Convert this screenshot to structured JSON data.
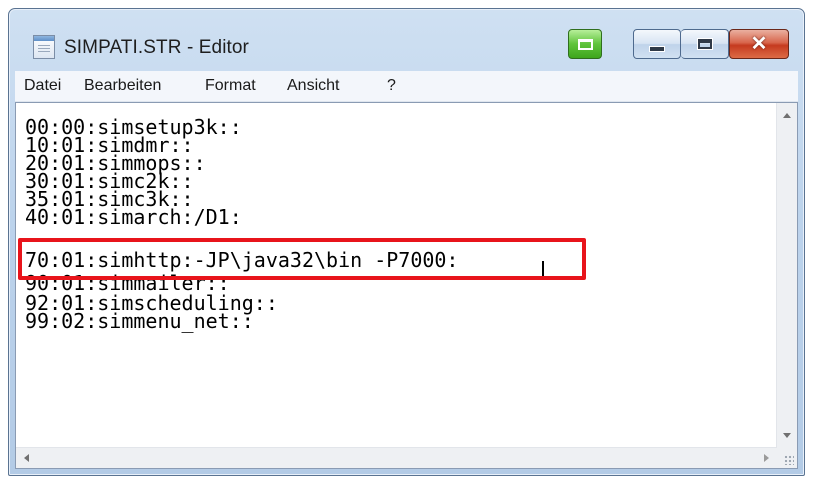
{
  "window": {
    "title": "SIMPATI.STR - Editor",
    "close_glyph": "✕"
  },
  "menu": [
    "Datei",
    "Bearbeiten",
    "Format",
    "Ansicht",
    "?"
  ],
  "editor": {
    "lines": [
      "00:00:simsetup3k::",
      "10:01:simdmr::",
      "20:01:simmops::",
      "30:01:simc2k::",
      "35:01:simc3k::",
      "40:01:simarch:/D1:",
      "70:01:simhttp:-JP\\java32\\bin -P7000:",
      "90:01:simmailer::",
      "92:01:simscheduling::",
      "99:02:simmenu_net::"
    ],
    "highlighted_line_index": 6
  },
  "colors": {
    "highlight": "#e8141b",
    "title_bar": "#bcd3ec"
  },
  "icons": {
    "app": "notepad-document-icon",
    "extra": "green-edit-icon",
    "minimize": "minimize-icon",
    "maximize": "maximize-icon",
    "close": "close-icon"
  }
}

◆ **Written exercise**
Transcribe every line in the entries above, taking out only the images.

◆ **Exercise response**
Convert this screenshot to structured JSON data.
{
  "window": {
    "title": "SIMPATI.STR - Editor",
    "close_glyph": "✕"
  },
  "menu": [
    "Datei",
    "Bearbeiten",
    "Format",
    "Ansicht",
    "?"
  ],
  "editor": {
    "lines": [
      "00:00:simsetup3k::",
      "10:01:simdmr::",
      "20:01:simmops::",
      "30:01:simc2k::",
      "35:01:simc3k::",
      "40:01:simarch:/D1:",
      "70:01:simhttp:-JP\\java32\\bin -P7000:",
      "90:01:simmailer::",
      "92:01:simscheduling::",
      "99:02:simmenu_net::"
    ],
    "highlighted_line_index": 6
  },
  "colors": {
    "highlight": "#e8141b",
    "title_bar": "#bcd3ec"
  },
  "icons": {
    "app": "notepad-document-icon",
    "extra": "green-edit-icon",
    "minimize": "minimize-icon",
    "maximize": "maximize-icon",
    "close": "close-icon"
  }
}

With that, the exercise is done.